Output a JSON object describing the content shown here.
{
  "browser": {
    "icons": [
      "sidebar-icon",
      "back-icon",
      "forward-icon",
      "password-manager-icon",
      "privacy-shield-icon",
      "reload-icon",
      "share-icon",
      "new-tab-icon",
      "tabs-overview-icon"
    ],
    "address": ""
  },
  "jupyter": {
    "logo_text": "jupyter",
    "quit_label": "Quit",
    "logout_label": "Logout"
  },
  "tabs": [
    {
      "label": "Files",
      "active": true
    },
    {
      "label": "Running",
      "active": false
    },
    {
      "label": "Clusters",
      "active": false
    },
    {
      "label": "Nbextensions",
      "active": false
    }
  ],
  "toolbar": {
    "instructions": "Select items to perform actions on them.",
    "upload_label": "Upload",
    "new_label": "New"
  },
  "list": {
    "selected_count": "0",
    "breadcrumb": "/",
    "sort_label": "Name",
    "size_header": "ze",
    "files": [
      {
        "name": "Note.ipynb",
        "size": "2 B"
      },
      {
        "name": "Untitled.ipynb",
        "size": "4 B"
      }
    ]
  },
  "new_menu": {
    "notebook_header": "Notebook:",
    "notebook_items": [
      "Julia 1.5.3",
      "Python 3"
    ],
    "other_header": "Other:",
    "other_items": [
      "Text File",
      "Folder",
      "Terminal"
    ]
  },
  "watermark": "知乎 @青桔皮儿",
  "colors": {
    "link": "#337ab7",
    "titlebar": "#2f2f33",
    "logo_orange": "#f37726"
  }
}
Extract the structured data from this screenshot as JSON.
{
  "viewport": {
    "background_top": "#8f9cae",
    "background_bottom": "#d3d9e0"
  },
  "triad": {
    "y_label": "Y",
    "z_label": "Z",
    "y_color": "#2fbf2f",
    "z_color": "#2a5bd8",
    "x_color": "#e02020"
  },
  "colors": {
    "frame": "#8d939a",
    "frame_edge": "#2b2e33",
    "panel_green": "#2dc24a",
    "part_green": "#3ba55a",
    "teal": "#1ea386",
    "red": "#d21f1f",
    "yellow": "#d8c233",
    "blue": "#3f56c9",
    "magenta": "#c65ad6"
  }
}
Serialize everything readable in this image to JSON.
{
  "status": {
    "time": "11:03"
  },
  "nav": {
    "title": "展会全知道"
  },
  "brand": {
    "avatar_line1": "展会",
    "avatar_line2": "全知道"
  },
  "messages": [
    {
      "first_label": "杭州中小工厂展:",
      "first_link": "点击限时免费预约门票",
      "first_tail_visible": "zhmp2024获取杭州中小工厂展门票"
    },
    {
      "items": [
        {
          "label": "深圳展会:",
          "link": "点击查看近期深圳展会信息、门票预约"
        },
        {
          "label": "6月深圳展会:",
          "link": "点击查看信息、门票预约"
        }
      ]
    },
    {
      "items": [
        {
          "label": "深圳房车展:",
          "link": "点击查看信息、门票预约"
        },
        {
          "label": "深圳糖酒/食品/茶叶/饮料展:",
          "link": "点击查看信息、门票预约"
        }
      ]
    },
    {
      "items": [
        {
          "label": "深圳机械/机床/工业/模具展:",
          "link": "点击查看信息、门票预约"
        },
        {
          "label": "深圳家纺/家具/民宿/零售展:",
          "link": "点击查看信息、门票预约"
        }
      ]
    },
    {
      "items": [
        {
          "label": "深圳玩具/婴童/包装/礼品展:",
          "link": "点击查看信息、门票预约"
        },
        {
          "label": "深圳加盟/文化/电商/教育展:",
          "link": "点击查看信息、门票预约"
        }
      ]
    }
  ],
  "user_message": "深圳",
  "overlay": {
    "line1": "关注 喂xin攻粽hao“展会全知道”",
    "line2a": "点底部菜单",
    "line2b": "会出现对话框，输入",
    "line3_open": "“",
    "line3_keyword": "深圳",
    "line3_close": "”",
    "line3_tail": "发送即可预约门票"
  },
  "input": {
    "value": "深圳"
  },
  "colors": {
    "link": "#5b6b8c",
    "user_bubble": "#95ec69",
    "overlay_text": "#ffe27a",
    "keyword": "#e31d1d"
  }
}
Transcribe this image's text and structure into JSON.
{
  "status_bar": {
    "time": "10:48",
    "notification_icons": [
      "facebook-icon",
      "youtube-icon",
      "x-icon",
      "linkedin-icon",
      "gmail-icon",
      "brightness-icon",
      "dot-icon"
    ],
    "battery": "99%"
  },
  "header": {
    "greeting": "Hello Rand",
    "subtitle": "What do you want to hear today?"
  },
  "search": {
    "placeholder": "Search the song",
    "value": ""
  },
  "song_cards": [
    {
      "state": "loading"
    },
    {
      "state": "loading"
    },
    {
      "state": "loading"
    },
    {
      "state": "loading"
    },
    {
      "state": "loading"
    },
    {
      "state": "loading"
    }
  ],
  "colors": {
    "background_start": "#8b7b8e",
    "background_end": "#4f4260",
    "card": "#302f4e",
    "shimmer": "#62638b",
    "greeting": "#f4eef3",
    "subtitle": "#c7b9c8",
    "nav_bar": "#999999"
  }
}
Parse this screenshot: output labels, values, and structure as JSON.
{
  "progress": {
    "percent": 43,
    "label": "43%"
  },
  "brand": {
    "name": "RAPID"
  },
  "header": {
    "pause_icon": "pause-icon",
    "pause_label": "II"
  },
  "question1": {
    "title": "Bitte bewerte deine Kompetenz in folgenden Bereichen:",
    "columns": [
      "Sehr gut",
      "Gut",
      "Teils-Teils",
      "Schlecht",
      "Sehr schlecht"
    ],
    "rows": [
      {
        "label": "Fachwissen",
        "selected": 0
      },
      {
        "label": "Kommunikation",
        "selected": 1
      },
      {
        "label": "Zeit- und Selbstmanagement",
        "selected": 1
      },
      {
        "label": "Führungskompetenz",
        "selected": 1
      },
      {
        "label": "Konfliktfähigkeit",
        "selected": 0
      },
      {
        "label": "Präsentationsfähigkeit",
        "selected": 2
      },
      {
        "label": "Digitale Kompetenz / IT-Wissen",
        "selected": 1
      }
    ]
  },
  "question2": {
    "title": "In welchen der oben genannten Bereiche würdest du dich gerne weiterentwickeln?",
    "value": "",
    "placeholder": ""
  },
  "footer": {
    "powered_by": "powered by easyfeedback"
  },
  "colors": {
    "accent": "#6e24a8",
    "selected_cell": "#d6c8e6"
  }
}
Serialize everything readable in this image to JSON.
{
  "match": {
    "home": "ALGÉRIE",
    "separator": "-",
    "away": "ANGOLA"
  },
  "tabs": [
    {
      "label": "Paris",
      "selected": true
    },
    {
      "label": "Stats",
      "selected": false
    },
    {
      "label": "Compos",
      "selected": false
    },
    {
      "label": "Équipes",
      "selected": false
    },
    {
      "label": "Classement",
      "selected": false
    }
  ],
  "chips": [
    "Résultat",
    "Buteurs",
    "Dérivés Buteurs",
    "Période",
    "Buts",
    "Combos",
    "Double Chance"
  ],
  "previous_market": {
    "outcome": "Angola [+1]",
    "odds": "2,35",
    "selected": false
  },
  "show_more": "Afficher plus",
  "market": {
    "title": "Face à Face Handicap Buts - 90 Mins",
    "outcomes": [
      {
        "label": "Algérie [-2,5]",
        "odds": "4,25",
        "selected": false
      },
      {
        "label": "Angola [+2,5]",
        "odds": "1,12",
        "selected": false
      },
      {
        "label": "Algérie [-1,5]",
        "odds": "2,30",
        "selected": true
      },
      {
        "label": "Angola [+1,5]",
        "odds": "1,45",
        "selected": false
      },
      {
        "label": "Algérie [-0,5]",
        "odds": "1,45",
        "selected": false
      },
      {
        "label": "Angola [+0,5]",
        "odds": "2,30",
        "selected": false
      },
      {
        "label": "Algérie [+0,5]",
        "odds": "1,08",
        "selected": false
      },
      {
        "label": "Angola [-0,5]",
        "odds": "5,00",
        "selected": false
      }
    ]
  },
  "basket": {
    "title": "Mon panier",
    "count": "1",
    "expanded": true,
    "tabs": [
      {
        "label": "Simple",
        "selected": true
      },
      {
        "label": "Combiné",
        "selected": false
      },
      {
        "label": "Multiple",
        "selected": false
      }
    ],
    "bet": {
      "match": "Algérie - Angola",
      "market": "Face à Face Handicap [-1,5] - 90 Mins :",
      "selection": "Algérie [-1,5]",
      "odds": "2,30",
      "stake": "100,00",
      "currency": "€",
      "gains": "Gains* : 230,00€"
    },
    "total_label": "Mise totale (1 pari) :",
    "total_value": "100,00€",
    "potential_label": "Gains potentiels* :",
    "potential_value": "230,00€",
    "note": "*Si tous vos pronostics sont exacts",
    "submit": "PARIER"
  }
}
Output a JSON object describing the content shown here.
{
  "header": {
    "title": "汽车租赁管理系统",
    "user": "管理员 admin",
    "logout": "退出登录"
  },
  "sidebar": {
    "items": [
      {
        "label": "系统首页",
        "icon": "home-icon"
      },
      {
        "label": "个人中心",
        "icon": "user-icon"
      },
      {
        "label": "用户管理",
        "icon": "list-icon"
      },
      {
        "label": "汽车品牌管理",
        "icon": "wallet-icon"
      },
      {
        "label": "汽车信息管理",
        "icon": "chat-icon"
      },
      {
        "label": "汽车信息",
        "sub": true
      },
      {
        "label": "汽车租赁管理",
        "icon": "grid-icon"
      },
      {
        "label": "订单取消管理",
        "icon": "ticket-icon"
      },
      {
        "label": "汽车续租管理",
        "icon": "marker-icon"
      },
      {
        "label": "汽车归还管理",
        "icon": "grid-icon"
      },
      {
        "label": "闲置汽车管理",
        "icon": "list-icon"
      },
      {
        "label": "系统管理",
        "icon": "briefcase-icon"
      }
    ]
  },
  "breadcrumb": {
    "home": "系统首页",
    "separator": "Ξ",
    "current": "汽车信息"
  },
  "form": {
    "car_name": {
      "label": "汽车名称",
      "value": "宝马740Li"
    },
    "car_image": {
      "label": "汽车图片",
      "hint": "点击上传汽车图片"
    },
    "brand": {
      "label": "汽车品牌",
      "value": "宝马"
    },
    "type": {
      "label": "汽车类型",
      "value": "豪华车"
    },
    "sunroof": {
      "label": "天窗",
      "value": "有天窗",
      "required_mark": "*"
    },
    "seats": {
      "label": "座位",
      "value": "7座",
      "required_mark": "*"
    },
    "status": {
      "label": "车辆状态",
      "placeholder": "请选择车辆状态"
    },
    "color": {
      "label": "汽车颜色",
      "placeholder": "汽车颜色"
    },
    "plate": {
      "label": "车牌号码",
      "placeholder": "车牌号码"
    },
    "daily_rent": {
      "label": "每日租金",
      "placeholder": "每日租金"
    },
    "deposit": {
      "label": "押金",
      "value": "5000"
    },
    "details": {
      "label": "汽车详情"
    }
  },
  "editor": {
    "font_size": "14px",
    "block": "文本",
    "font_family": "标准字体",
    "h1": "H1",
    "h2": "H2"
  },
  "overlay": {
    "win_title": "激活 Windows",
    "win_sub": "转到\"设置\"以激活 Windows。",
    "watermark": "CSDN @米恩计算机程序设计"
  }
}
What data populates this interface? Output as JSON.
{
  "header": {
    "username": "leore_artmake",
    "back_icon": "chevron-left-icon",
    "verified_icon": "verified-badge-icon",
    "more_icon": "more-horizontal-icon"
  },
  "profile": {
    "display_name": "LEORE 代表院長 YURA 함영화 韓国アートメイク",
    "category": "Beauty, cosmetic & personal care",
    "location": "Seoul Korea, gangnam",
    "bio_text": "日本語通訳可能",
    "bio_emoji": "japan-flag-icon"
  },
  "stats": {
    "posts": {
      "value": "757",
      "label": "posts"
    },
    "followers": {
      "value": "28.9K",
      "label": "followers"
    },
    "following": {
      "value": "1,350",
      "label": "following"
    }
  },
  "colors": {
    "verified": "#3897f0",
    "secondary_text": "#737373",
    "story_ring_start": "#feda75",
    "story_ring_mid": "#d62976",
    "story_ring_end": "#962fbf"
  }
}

REQUIREMENTS
Say how many lines of the data include the string "home". Nothing other than the number should be given.

PROBLEM SOLUTION
3